-- TASK INPUTS follows --

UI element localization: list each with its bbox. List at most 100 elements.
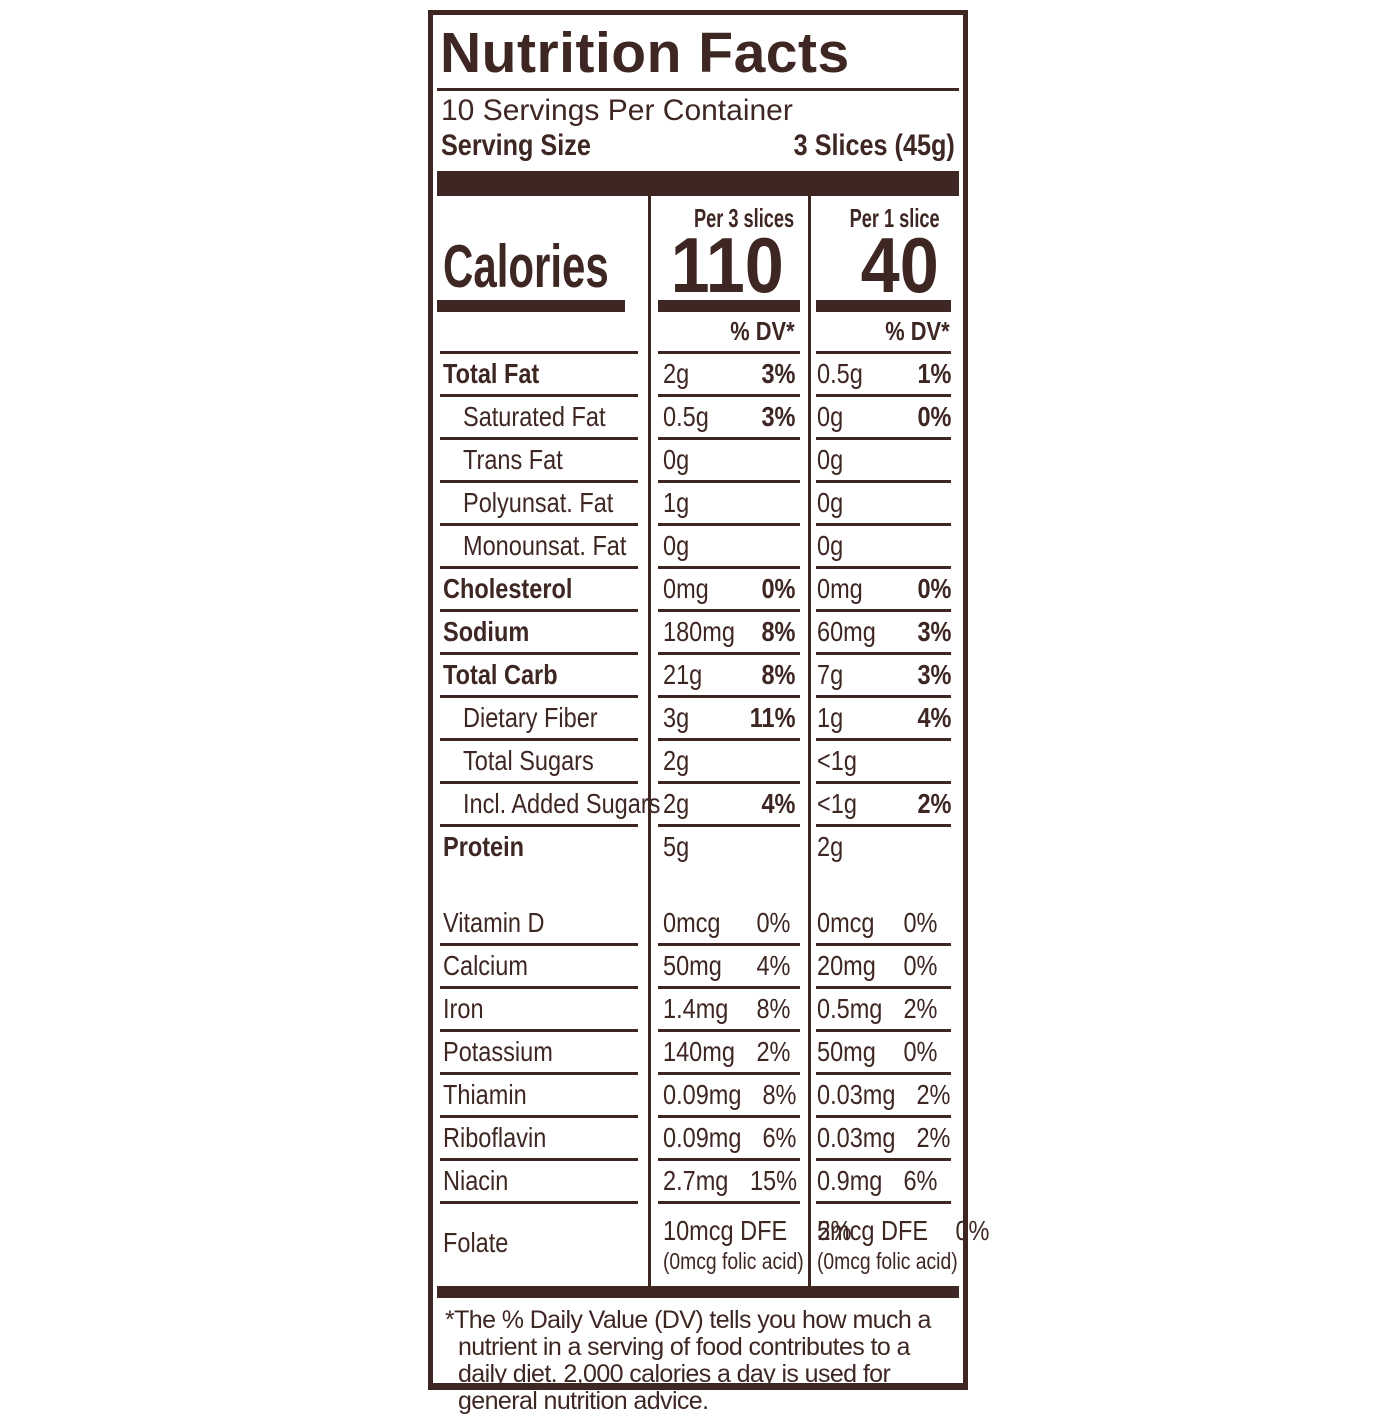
per-1-slice-value-dv: 3% — [917, 615, 951, 647]
nutrient-name: Niacin — [443, 1164, 509, 1196]
nutrient-row: Niacin 2.7mg 15% 0.9mg 6% — [433, 1161, 963, 1204]
per-3-slices-value-amount: 0.5g — [663, 400, 709, 432]
nutrient-name-cell: Iron — [433, 989, 648, 1032]
per-1-slice-value: 5mcg DFE 0% (0mcg folic acid) — [808, 1204, 990, 1286]
nutrient-name: Potassium — [443, 1035, 553, 1067]
per-1-slice-value-dv: 0% — [955, 1214, 990, 1246]
section-bars-row — [433, 870, 963, 903]
per-1-slice-value-amount: 0g — [817, 400, 844, 432]
per-3-slices-value: 2g 4% — [648, 784, 808, 827]
per-1-slice-value-dv: 0% — [903, 949, 937, 981]
nutrient-name: Saturated Fat — [463, 400, 606, 432]
per-1-slice-value-amount: <1g — [817, 787, 857, 819]
nutrient-row: Vitamin D 0mcg 0% 0mcg 0% — [433, 903, 963, 946]
per-1-slice-value: 0.5g 1% — [808, 354, 963, 397]
per-3-slices-value-amount: 10mcg DFE — [663, 1214, 788, 1246]
per-3-slices-value: 1.4mg 8% — [648, 989, 808, 1032]
per-3-slices-value: 0.09mg 8% — [648, 1075, 808, 1118]
nutrient-name-cell: Saturated Fat — [433, 397, 648, 440]
nutrient-row: Protein 5g 2g — [433, 827, 963, 870]
nutrient-name-cell: Total Sugars — [433, 741, 648, 784]
per-3-slices-value-amount: 0mcg — [663, 906, 721, 938]
nutrient-name-cell: Folate — [433, 1204, 648, 1286]
serving-size-value: 3 Slices (45g) — [793, 129, 955, 162]
nutrient-name: Incl. Added Sugars — [463, 787, 661, 819]
nutrient-name: Total Fat — [443, 357, 540, 389]
nutrient-row: Folate 10mcg DFE 2% (0mcg folic acid) 5mcg D… — [433, 1204, 990, 1286]
per-1-slice-value: <1g 2% — [808, 784, 963, 827]
nutrient-name-cell: Polyunsat. Fat — [433, 483, 648, 526]
nutrient-name: Calcium — [443, 949, 528, 981]
nutrient-name-cell: Riboflavin — [433, 1118, 648, 1161]
nutrient-row: Dietary Fiber 3g 11% 1g 4% — [433, 698, 963, 741]
per-1-slice-value-dv: 2% — [917, 787, 951, 819]
per-3-slices-value-dv: 11% — [749, 701, 795, 733]
nutrient-name: Sodium — [443, 615, 530, 647]
per-1-slice-value: 0.9mg 6% — [808, 1161, 963, 1204]
per-3-slices-value: 0mcg 0% — [648, 903, 808, 946]
per-1-slice-value-amount: 0.9mg — [817, 1164, 883, 1196]
folic-acid-note: (0mcg folic acid) — [663, 1247, 804, 1274]
nutrient-row: Saturated Fat 0.5g 3% 0g 0% — [433, 397, 963, 440]
per-1-slice-value-dv: 4% — [917, 701, 951, 733]
per-3-slices-value-dv: 8% — [762, 1078, 797, 1110]
per-3-slices-value-amount: 0g — [663, 443, 690, 475]
nutrient-name: Protein — [443, 830, 525, 862]
per-1-slice-value: 60mg 3% — [808, 612, 963, 655]
per-3-slices-value-amount: 1.4mg — [663, 992, 729, 1024]
per-3-slices-value: 1g — [648, 483, 808, 526]
per-1-slice-value-dv: 6% — [903, 1164, 937, 1196]
nutrient-row: Total Fat 2g 3% 0.5g 1% — [433, 354, 963, 397]
per-1-slice-value: 0g — [808, 440, 963, 483]
per-1-slice-value: 50mg 0% — [808, 1032, 963, 1075]
per-1-slice-value-dv: 0% — [903, 906, 937, 938]
per-3-slices-value-amount: 0.09mg — [663, 1078, 742, 1110]
per-3-slices-value-amount: 0mg — [663, 572, 709, 604]
nutrition-facts-label: Nutrition Facts 10 Servings Per Containe… — [428, 10, 990, 1415]
per-3-slices-value-dv: 2% — [817, 1214, 852, 1246]
per-3-slices-value: 0.09mg 6% — [648, 1118, 808, 1161]
vitamin-mineral-rows: Vitamin D 0mcg 0% 0mcg 0% Calcium 50mg 4% 20mg 0%… — [433, 903, 990, 1286]
nutrient-name-cell: Potassium — [433, 1032, 648, 1075]
per-1-slice-value-amount: 0mcg — [817, 906, 875, 938]
nutrient-name-cell: Calcium — [433, 946, 648, 989]
per-3-slices-value-amount: 0.09mg — [663, 1121, 742, 1153]
per-1-slice-value: 0g 0% — [808, 397, 963, 440]
per-3-slices-value-dv: 8% — [761, 658, 795, 690]
per-3-slices-value-dv: 8% — [756, 992, 790, 1024]
per-3-slices-value-amount: 0g — [663, 529, 690, 561]
per-3-slices-value-dv: 6% — [762, 1121, 797, 1153]
per-1-slice-value-dv: 2% — [916, 1078, 951, 1110]
folic-acid-note: (0mcg folic acid) — [817, 1247, 958, 1274]
per-3-slices-value: 5g — [648, 827, 808, 870]
nutrient-row: Cholesterol 0mg 0% 0mg 0% — [433, 569, 963, 612]
per-3-slices-value-dv: 4% — [756, 949, 790, 981]
per-1-slice-value: 0mcg 0% — [808, 903, 963, 946]
nutrient-row: Thiamin 0.09mg 8% 0.03mg 2% — [433, 1075, 963, 1118]
nutrient-name-cell: Protein — [433, 827, 648, 870]
nutrient-name: Iron — [443, 992, 484, 1024]
nutrient-name: Vitamin D — [443, 906, 545, 938]
nutrient-row: Monounsat. Fat 0g 0g — [433, 526, 963, 569]
nutrient-row: Total Sugars 2g <1g — [433, 741, 963, 784]
per-1-slice-value: 0mg 0% — [808, 569, 963, 612]
per-1-slice-value-amount: 5mcg DFE — [817, 1214, 929, 1246]
nutrient-name: Total Sugars — [463, 744, 594, 776]
nutrient-name-cell: Vitamin D — [433, 903, 648, 946]
nutrient-row: Polyunsat. Fat 1g 0g — [433, 483, 963, 526]
nutrient-name: Folate — [443, 1227, 509, 1258]
per-1-slice-value-amount: 0g — [817, 529, 844, 561]
nutrient-row: Calcium 50mg 4% 20mg 0% — [433, 946, 963, 989]
nutrient-name: Total Carb — [443, 658, 558, 690]
per-3-slices-value: 2.7mg 15% — [648, 1161, 808, 1204]
per-1-slice-value-amount: 1g — [817, 701, 844, 733]
per-1-slice-value-amount: 0.03mg — [817, 1078, 896, 1110]
section-bar-bottom — [437, 1286, 959, 1298]
nutrient-name-cell: Trans Fat — [433, 440, 648, 483]
per-1-slice-value: <1g — [808, 741, 963, 784]
per-1-slice-value: 0g — [808, 483, 963, 526]
per-3-slices-calories-cell: Per 3 slices 110 % DV* — [648, 196, 808, 354]
calories-per-1-slice: 40 — [860, 221, 939, 309]
per-1-slice-value-amount: 50mg — [817, 1035, 876, 1067]
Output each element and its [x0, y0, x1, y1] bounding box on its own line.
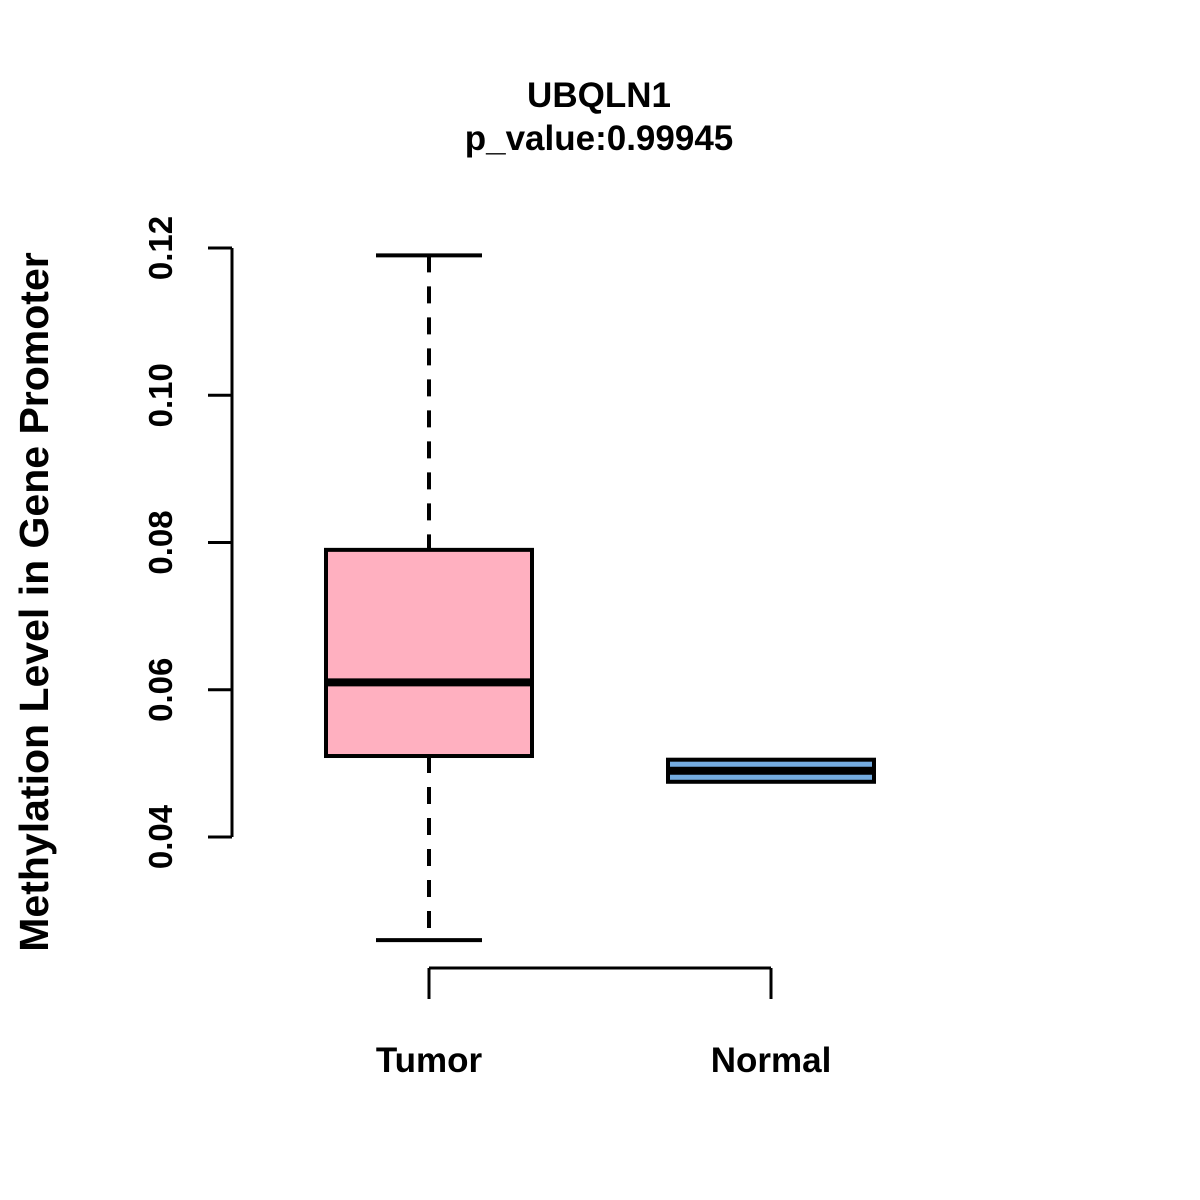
y-axis-tick-label: 0.12 — [142, 216, 179, 280]
chart-title: UBQLN1 — [527, 76, 671, 115]
chart-geometry: 0.04 0.06 0.08 0.10 0.12 — [142, 216, 876, 999]
y-axis-tick-label: 0.08 — [142, 510, 179, 574]
y-axis-tick-label: 0.04 — [142, 804, 179, 869]
chart-subtitle: p_value:0.99945 — [465, 119, 734, 158]
x-category-label-tumor: Tumor — [376, 1041, 483, 1080]
y-axis-tick-label: 0.06 — [142, 658, 179, 722]
x-category-label-normal: Normal — [711, 1041, 832, 1080]
y-axis-label: Methylation Level in Gene Promoter — [11, 252, 57, 951]
y-axis-tick-label: 0.10 — [142, 363, 179, 427]
box-tumor — [324, 547, 534, 759]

-- TASK INPUTS concluded --

- [ACTIVITY]: Find how many lines in the data above include the string "each", and give that number alone.

- [RESPONSE AREA]: 2